WHAT YOU ARE ASKED TO DO | Where a line in the listing below contains the word "text", copy that line.

PROVIDED MATERIAL |
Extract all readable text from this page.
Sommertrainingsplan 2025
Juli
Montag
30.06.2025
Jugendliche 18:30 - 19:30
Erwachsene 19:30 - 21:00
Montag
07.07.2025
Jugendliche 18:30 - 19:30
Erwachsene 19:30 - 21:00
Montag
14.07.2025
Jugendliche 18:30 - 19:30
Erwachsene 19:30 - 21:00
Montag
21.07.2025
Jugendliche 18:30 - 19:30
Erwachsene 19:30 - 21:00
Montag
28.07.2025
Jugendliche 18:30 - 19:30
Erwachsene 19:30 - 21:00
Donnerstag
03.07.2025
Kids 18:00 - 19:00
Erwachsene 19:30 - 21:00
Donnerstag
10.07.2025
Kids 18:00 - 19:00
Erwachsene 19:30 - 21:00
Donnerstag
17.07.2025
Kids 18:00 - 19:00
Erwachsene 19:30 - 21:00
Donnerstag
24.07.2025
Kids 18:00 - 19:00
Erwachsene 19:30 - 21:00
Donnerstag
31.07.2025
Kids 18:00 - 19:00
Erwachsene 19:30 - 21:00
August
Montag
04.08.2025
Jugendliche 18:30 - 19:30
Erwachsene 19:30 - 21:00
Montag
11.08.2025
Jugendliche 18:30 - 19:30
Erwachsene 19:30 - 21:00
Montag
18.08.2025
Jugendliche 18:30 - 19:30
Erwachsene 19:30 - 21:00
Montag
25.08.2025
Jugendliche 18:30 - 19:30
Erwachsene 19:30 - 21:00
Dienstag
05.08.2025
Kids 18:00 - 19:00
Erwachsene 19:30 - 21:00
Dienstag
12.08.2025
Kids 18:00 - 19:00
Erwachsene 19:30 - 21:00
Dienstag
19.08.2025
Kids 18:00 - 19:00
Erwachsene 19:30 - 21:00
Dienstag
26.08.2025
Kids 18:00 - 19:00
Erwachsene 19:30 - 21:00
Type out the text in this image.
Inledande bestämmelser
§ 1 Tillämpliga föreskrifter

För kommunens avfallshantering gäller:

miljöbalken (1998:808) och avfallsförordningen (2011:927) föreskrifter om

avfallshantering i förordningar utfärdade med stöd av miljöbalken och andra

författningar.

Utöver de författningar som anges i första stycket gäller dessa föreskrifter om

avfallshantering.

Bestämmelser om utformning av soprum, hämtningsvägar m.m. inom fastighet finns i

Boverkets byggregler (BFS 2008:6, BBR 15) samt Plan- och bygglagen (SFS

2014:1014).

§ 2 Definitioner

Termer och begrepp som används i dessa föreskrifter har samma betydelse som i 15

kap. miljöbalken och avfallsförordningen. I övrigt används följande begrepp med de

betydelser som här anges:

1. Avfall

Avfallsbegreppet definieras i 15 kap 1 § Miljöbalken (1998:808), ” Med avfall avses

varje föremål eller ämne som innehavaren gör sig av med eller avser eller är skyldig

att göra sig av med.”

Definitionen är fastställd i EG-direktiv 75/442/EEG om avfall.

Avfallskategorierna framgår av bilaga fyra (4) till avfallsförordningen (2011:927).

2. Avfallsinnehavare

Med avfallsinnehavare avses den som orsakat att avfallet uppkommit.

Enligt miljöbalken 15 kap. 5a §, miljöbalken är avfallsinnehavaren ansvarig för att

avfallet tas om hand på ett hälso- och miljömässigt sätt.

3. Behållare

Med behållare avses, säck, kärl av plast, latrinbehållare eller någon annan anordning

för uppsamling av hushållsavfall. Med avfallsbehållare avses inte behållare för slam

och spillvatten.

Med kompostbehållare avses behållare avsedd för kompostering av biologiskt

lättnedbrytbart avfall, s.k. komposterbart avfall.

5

OUTPUT OF THE EXERCISE |
Extract all readable text from this page.
Type out the text in this image.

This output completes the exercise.